■ Provided data
— Start —
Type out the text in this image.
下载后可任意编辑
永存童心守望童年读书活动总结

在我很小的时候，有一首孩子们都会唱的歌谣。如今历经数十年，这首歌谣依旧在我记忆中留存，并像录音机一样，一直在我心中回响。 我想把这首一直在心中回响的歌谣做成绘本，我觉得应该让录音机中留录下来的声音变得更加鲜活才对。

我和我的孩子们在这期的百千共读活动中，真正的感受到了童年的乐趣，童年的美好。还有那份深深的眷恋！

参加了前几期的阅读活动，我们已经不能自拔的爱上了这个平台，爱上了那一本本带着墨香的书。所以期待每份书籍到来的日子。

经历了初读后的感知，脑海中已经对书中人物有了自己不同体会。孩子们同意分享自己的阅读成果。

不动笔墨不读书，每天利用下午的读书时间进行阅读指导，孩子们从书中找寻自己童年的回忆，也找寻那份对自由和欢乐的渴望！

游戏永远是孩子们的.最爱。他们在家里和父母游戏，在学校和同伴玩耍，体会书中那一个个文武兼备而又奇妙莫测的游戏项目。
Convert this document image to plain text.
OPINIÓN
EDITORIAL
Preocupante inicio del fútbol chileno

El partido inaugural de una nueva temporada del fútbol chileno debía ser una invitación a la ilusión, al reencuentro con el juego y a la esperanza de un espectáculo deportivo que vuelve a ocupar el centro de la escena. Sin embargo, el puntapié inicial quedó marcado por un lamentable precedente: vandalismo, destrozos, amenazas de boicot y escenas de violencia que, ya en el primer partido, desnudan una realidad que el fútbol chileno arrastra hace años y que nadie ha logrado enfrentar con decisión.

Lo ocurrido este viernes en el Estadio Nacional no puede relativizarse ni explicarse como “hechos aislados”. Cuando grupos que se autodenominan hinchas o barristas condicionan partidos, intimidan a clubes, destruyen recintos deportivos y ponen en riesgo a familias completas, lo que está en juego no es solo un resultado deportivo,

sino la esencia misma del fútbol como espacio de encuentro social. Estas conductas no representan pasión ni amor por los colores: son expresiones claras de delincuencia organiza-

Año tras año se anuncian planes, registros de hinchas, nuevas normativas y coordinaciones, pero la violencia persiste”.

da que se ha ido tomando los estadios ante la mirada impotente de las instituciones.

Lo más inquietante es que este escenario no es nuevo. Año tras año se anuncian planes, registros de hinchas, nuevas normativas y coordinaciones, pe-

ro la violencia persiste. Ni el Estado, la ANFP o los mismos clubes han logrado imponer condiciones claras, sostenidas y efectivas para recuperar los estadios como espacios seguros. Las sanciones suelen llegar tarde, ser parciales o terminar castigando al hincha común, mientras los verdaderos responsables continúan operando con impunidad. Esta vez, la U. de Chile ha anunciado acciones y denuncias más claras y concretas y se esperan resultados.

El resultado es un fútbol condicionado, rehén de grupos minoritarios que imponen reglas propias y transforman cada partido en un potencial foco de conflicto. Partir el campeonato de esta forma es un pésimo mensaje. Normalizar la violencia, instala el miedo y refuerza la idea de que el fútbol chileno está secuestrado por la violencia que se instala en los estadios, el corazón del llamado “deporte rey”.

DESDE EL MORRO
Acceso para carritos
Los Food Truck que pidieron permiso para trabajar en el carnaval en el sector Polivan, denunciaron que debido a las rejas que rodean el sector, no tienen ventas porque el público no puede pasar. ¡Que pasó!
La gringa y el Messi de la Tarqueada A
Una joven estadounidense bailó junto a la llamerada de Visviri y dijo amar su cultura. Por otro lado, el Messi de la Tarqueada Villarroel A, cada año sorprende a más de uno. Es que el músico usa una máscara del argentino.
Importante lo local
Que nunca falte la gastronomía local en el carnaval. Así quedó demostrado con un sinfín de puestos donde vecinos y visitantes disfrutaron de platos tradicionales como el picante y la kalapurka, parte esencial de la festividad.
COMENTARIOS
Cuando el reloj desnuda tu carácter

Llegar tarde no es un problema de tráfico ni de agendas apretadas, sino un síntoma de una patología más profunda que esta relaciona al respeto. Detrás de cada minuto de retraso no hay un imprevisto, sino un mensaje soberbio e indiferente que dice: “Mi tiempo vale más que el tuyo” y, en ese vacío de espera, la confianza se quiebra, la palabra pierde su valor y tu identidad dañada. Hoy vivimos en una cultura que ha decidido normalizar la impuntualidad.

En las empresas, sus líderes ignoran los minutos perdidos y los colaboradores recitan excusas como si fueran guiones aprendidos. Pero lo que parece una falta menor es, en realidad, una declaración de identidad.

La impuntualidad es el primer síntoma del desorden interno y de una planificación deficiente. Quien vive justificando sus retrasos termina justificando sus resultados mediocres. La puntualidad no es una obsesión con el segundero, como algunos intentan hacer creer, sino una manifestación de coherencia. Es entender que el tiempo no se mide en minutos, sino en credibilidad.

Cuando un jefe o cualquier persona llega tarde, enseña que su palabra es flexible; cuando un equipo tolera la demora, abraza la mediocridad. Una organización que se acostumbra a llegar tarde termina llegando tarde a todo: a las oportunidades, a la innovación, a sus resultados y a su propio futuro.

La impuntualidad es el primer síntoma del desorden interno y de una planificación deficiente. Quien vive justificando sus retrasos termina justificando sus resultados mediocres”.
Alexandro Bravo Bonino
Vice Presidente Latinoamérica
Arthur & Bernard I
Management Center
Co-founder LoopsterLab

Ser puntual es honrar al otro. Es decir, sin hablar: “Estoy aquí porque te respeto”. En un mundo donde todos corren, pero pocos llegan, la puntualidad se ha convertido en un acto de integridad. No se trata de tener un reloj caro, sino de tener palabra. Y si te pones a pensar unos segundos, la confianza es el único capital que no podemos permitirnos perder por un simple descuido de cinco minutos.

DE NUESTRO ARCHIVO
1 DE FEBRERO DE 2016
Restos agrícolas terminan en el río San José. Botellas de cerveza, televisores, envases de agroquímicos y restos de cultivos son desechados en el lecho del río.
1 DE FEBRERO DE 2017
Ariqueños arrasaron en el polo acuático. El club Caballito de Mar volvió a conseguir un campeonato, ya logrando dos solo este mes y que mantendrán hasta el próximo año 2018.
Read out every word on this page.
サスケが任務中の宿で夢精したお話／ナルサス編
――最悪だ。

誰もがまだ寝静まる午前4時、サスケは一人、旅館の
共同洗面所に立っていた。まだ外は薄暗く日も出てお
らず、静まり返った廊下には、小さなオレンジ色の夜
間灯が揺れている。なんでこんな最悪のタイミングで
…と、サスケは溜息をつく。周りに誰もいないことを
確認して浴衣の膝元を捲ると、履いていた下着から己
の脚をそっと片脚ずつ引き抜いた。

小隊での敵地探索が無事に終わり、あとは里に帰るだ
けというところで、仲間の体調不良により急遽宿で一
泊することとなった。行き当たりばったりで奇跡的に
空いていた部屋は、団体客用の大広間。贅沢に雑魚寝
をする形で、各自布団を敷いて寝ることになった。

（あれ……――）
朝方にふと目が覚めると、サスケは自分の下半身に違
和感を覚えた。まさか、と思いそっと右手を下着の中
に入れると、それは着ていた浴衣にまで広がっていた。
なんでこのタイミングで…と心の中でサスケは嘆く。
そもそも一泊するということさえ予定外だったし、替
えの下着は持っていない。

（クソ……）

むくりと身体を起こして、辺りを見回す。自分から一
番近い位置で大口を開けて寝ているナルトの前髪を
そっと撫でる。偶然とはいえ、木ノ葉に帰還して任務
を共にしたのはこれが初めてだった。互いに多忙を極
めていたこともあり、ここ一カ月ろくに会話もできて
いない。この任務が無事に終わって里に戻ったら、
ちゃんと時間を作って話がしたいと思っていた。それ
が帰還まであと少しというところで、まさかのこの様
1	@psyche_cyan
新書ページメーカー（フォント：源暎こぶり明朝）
— End —
■ What needs to be done
Repeat all of the records above exactly as they appear.

■ Solution below
Type out the text in this image.
下载后可任意编辑
永存童心守望童年读书活动总结

在我很小的时候，有一首孩子们都会唱的歌谣。如今历经数十年，这首歌谣依旧在我记忆中留存，并像录音机一样，一直在我心中回响。 我想把这首一直在心中回响的歌谣做成绘本，我觉得应该让录音机中留录下来的声音变得更加鲜活才对。

我和我的孩子们在这期的百千共读活动中，真正的感受到了童年的乐趣，童年的美好。还有那份深深的眷恋！

参加了前几期的阅读活动，我们已经不能自拔的爱上了这个平台，爱上了那一本本带着墨香的书。所以期待每份书籍到来的日子。

经历了初读后的感知，脑海中已经对书中人物有了自己不同体会。孩子们同意分享自己的阅读成果。

不动笔墨不读书，每天利用下午的读书时间进行阅读指导，孩子们从书中找寻自己童年的回忆，也找寻那份对自由和欢乐的渴望！

游戏永远是孩子们的.最爱。他们在家里和父母游戏，在学校和同伴玩耍，体会书中那一个个文武兼备而又奇妙莫测的游戏项目。
Convert this document image to plain text.
OPINIÓN
EDITORIAL
Preocupante inicio del fútbol chileno

El partido inaugural de una nueva temporada del fútbol chileno debía ser una invitación a la ilusión, al reencuentro con el juego y a la esperanza de un espectáculo deportivo que vuelve a ocupar el centro de la escena. Sin embargo, el puntapié inicial quedó marcado por un lamentable precedente: vandalismo, destrozos, amenazas de boicot y escenas de violencia que, ya en el primer partido, desnudan una realidad que el fútbol chileno arrastra hace años y que nadie ha logrado enfrentar con decisión.

Lo ocurrido este viernes en el Estadio Nacional no puede relativizarse ni explicarse como “hechos aislados”. Cuando grupos que se autodenominan hinchas o barristas condicionan partidos, intimidan a clubes, destruyen recintos deportivos y ponen en riesgo a familias completas, lo que está en juego no es solo un resultado deportivo,

sino la esencia misma del fútbol como espacio de encuentro social. Estas conductas no representan pasión ni amor por los colores: son expresiones claras de delincuencia organiza-

Año tras año se anuncian planes, registros de hinchas, nuevas normativas y coordinaciones, pero la violencia persiste”.

da que se ha ido tomando los estadios ante la mirada impotente de las instituciones.

Lo más inquietante es que este escenario no es nuevo. Año tras año se anuncian planes, registros de hinchas, nuevas normativas y coordinaciones, pe-

ro la violencia persiste. Ni el Estado, la ANFP o los mismos clubes han logrado imponer condiciones claras, sostenidas y efectivas para recuperar los estadios como espacios seguros. Las sanciones suelen llegar tarde, ser parciales o terminar castigando al hincha común, mientras los verdaderos responsables continúan operando con impunidad. Esta vez, la U. de Chile ha anunciado acciones y denuncias más claras y concretas y se esperan resultados.

El resultado es un fútbol condicionado, rehén de grupos minoritarios que imponen reglas propias y transforman cada partido en un potencial foco de conflicto. Partir el campeonato de esta forma es un pésimo mensaje. Normalizar la violencia, instala el miedo y refuerza la idea de que el fútbol chileno está secuestrado por la violencia que se instala en los estadios, el corazón del llamado “deporte rey”.

DESDE EL MORRO
Acceso para carritos
Los Food Truck que pidieron permiso para trabajar en el carnaval en el sector Polivan, denunciaron que debido a las rejas que rodean el sector, no tienen ventas porque el público no puede pasar. ¡Que pasó!
La gringa y el Messi de la Tarqueada A
Una joven estadounidense bailó junto a la llamerada de Visviri y dijo amar su cultura. Por otro lado, el Messi de la Tarqueada Villarroel A, cada año sorprende a más de uno. Es que el músico usa una máscara del argentino.
Importante lo local
Que nunca falte la gastronomía local en el carnaval. Así quedó demostrado con un sinfín de puestos donde vecinos y visitantes disfrutaron de platos tradicionales como el picante y la kalapurka, parte esencial de la festividad.
COMENTARIOS
Cuando el reloj desnuda tu carácter

Llegar tarde no es un problema de tráfico ni de agendas apretadas, sino un síntoma de una patología más profunda que esta relaciona al respeto. Detrás de cada minuto de retraso no hay un imprevisto, sino un mensaje soberbio e indiferente que dice: “Mi tiempo vale más que el tuyo” y, en ese vacío de espera, la confianza se quiebra, la palabra pierde su valor y tu identidad dañada. Hoy vivimos en una cultura que ha decidido normalizar la impuntualidad.

En las empresas, sus líderes ignoran los minutos perdidos y los colaboradores recitan excusas como si fueran guiones aprendidos. Pero lo que parece una falta menor es, en realidad, una declaración de identidad.

La impuntualidad es el primer síntoma del desorden interno y de una planificación deficiente. Quien vive justificando sus retrasos termina justificando sus resultados mediocres. La puntualidad no es una obsesión con el segundero, como algunos intentan hacer creer, sino una manifestación de coherencia. Es entender que el tiempo no se mide en minutos, sino en credibilidad.

Cuando un jefe o cualquier persona llega tarde, enseña que su palabra es flexible; cuando un equipo tolera la demora, abraza la mediocridad. Una organización que se acostumbra a llegar tarde termina llegando tarde a todo: a las oportunidades, a la innovación, a sus resultados y a su propio futuro.

La impuntualidad es el primer síntoma del desorden interno y de una planificación deficiente. Quien vive justificando sus retrasos termina justificando sus resultados mediocres”.
Alexandro Bravo Bonino
Vice Presidente Latinoamérica
Arthur & Bernard I
Management Center
Co-founder LoopsterLab

Ser puntual es honrar al otro. Es decir, sin hablar: “Estoy aquí porque te respeto”. En un mundo donde todos corren, pero pocos llegan, la puntualidad se ha convertido en un acto de integridad. No se trata de tener un reloj caro, sino de tener palabra. Y si te pones a pensar unos segundos, la confianza es el único capital que no podemos permitirnos perder por un simple descuido de cinco minutos.

DE NUESTRO ARCHIVO
1 DE FEBRERO DE 2016
Restos agrícolas terminan en el río San José. Botellas de cerveza, televisores, envases de agroquímicos y restos de cultivos son desechados en el lecho del río.
1 DE FEBRERO DE 2017
Ariqueños arrasaron en el polo acuático. El club Caballito de Mar volvió a conseguir un campeonato, ya logrando dos solo este mes y que mantendrán hasta el próximo año 2018.
Read out every word on this page.
サスケが任務中の宿で夢精したお話／ナルサス編
――最悪だ。

誰もがまだ寝静まる午前4時、サスケは一人、旅館の
共同洗面所に立っていた。まだ外は薄暗く日も出てお
らず、静まり返った廊下には、小さなオレンジ色の夜
間灯が揺れている。なんでこんな最悪のタイミングで
…と、サスケは溜息をつく。周りに誰もいないことを
確認して浴衣の膝元を捲ると、履いていた下着から己
の脚をそっと片脚ずつ引き抜いた。

小隊での敵地探索が無事に終わり、あとは里に帰るだ
けというところで、仲間の体調不良により急遽宿で一
泊することとなった。行き当たりばったりで奇跡的に
空いていた部屋は、団体客用の大広間。贅沢に雑魚寝
をする形で、各自布団を敷いて寝ることになった。

（あれ……――）
朝方にふと目が覚めると、サスケは自分の下半身に違
和感を覚えた。まさか、と思いそっと右手を下着の中
に入れると、それは着ていた浴衣にまで広がっていた。
なんでこのタイミングで…と心の中でサスケは嘆く。
そもそも一泊するということさえ予定外だったし、替
えの下着は持っていない。

（クソ……）

むくりと身体を起こして、辺りを見回す。自分から一
番近い位置で大口を開けて寝ているナルトの前髪を
そっと撫でる。偶然とはいえ、木ノ葉に帰還して任務
を共にしたのはこれが初めてだった。互いに多忙を極
めていたこともあり、ここ一カ月ろくに会話もできて
いない。この任務が無事に終わって里に戻ったら、
ちゃんと時間を作って話がしたいと思っていた。それ
が帰還まであと少しというところで、まさかのこの様
1	@psyche_cyan
新書ページメーカー（フォント：源暎こぶり明朝）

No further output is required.